### INPUT MATERIAL
◆ ◆ ◆ ◆ ◆ ◆ ◆

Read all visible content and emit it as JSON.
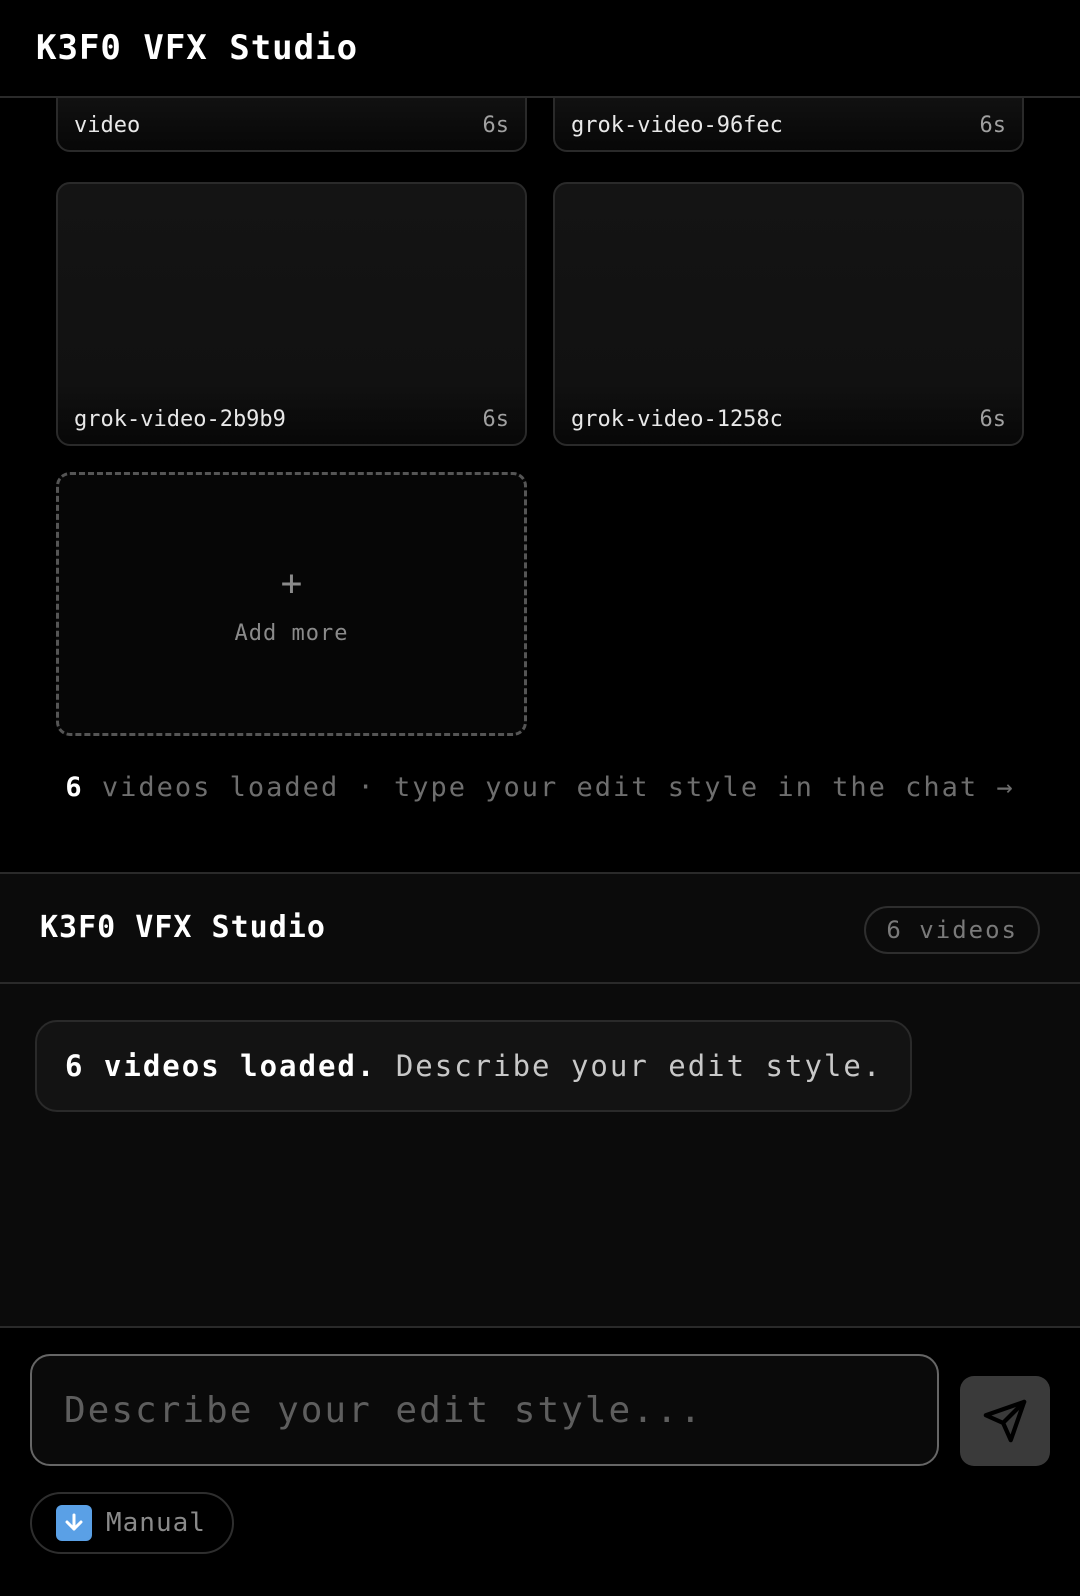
{
  "app": {
    "title": "K3F0 VFX Studio"
  },
  "gallery": {
    "videos": [
      {
        "name": "video",
        "duration": "6s"
      },
      {
        "name": "grok-video-96fec",
        "duration": "6s"
      },
      {
        "name": "grok-video-2b9b9",
        "duration": "6s"
      },
      {
        "name": "grok-video-1258c",
        "duration": "6s"
      }
    ],
    "add_more": {
      "icon": "+",
      "label": "Add more"
    },
    "hint": {
      "count": "6",
      "text": "videos loaded · type your edit style in the chat →"
    }
  },
  "chat": {
    "title": "K3F0 VFX Studio",
    "badge": "6 videos",
    "messages": [
      {
        "strong": "6 videos loaded.",
        "text": "Describe your edit style."
      }
    ],
    "input": {
      "placeholder": "Describe your edit style...",
      "value": ""
    },
    "send": {
      "icon": "send-icon"
    },
    "manual": {
      "icon": "download-arrow-icon",
      "label": "Manual"
    }
  },
  "colors": {
    "background": "#000000",
    "panel": "#0b0b0b",
    "border": "#2a2a2a",
    "send_button": "#3a3a3a",
    "download_icon": "#5aa0e6"
  }
}
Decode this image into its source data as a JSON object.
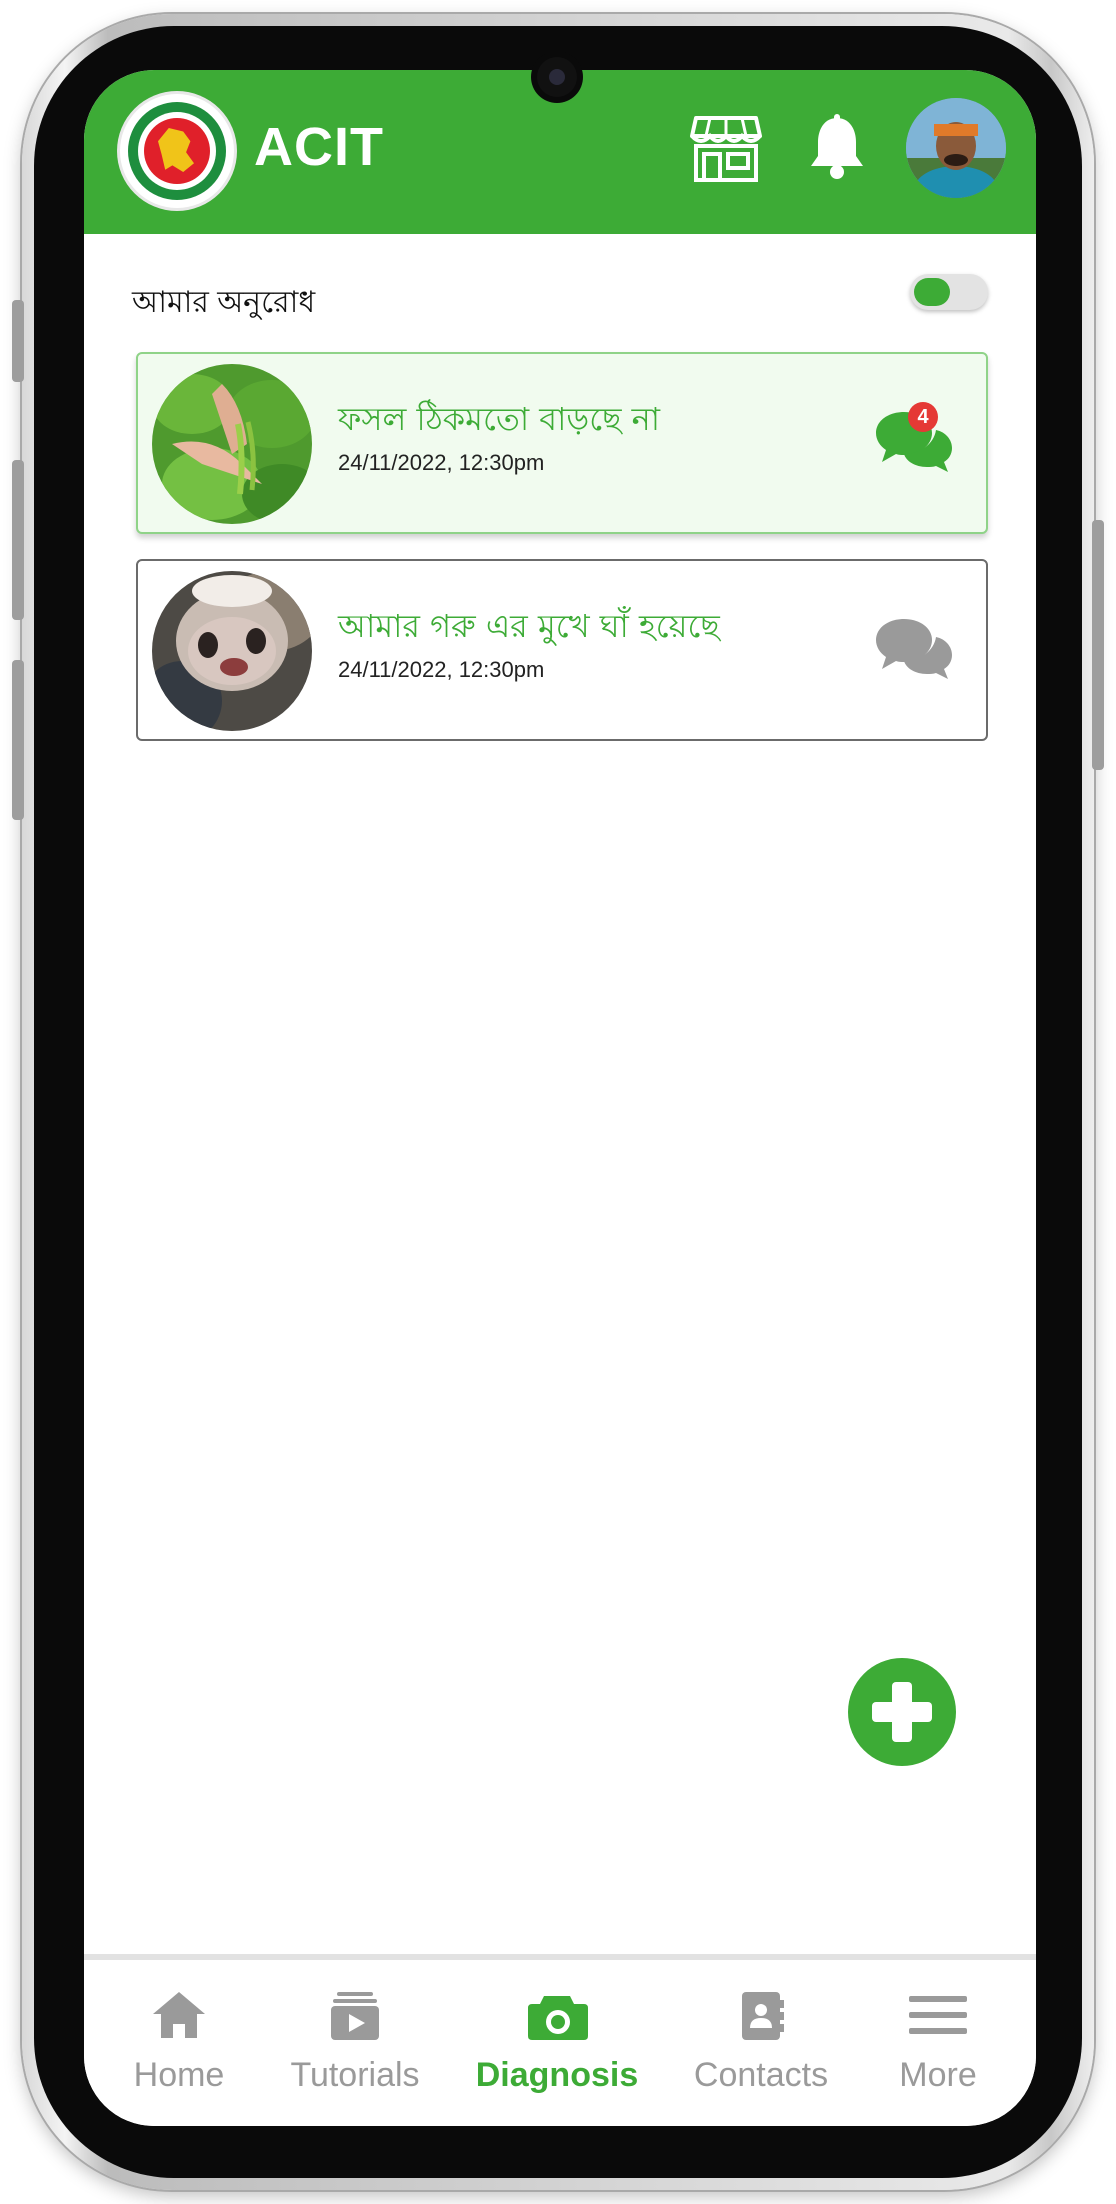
{
  "header": {
    "title": "ACIT",
    "icons": [
      "store-icon",
      "bell-icon",
      "avatar"
    ]
  },
  "filter": {
    "label": "আমার অনুরোধ",
    "toggle_on": true
  },
  "requests": [
    {
      "title": "ফসল ঠিকমতো বাড়ছে না",
      "date": "24/11/2022, 12:30pm",
      "unread": "4",
      "image": "plant-leaves-photo"
    },
    {
      "title": "আমার গরু এর মুখে ঘাঁ হয়েছে",
      "date": "24/11/2022, 12:30pm",
      "image": "cow-nose-photo"
    }
  ],
  "fab": {
    "icon": "plus-icon"
  },
  "nav": {
    "items": [
      {
        "label": "Home",
        "icon": "home-icon"
      },
      {
        "label": "Tutorials",
        "icon": "video-library-icon"
      },
      {
        "label": "Diagnosis",
        "icon": "camera-icon"
      },
      {
        "label": "Contacts",
        "icon": "contact-book-icon"
      },
      {
        "label": "More",
        "icon": "menu-icon"
      }
    ],
    "active": "Diagnosis"
  },
  "colors": {
    "primary": "#3dab36",
    "badge": "#e53935",
    "inactive": "#9a9a9a"
  }
}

◆ ◆ ◆ ◆ ◆ ◆ ◆

### PROBLEM DETAILS
Restate the whole of the material word for word without the pictures.

### SOLUTION
Read all visible content and emit it as JSON.
{
  "app": {
    "title": "K3F0 VFX Studio"
  },
  "gallery": {
    "videos": [
      {
        "name": "video",
        "duration": "6s"
      },
      {
        "name": "grok-video-96fec",
        "duration": "6s"
      },
      {
        "name": "grok-video-2b9b9",
        "duration": "6s"
      },
      {
        "name": "grok-video-1258c",
        "duration": "6s"
      }
    ],
    "add_more": {
      "icon": "+",
      "label": "Add more"
    },
    "hint": {
      "count": "6",
      "text": "videos loaded · type your edit style in the chat →"
    }
  },
  "chat": {
    "title": "K3F0 VFX Studio",
    "badge": "6 videos",
    "messages": [
      {
        "strong": "6 videos loaded.",
        "text": "Describe your edit style."
      }
    ],
    "input": {
      "placeholder": "Describe your edit style...",
      "value": ""
    },
    "send": {
      "icon": "send-icon"
    },
    "manual": {
      "icon": "download-arrow-icon",
      "label": "Manual"
    }
  },
  "colors": {
    "background": "#000000",
    "panel": "#0b0b0b",
    "border": "#2a2a2a",
    "send_button": "#3a3a3a",
    "download_icon": "#5aa0e6"
  }
}
Decode this image into its source data as a JSON object.
{
  "header": {
    "title": "ACIT",
    "icons": [
      "store-icon",
      "bell-icon",
      "avatar"
    ]
  },
  "filter": {
    "label": "আমার অনুরোধ",
    "toggle_on": true
  },
  "requests": [
    {
      "title": "ফসল ঠিকমতো বাড়ছে না",
      "date": "24/11/2022, 12:30pm",
      "unread": "4",
      "image": "plant-leaves-photo"
    },
    {
      "title": "আমার গরু এর মুখে ঘাঁ হয়েছে",
      "date": "24/11/2022, 12:30pm",
      "image": "cow-nose-photo"
    }
  ],
  "fab": {
    "icon": "plus-icon"
  },
  "nav": {
    "items": [
      {
        "label": "Home",
        "icon": "home-icon"
      },
      {
        "label": "Tutorials",
        "icon": "video-library-icon"
      },
      {
        "label": "Diagnosis",
        "icon": "camera-icon"
      },
      {
        "label": "Contacts",
        "icon": "contact-book-icon"
      },
      {
        "label": "More",
        "icon": "menu-icon"
      }
    ],
    "active": "Diagnosis"
  },
  "colors": {
    "primary": "#3dab36",
    "badge": "#e53935",
    "inactive": "#9a9a9a"
  }
}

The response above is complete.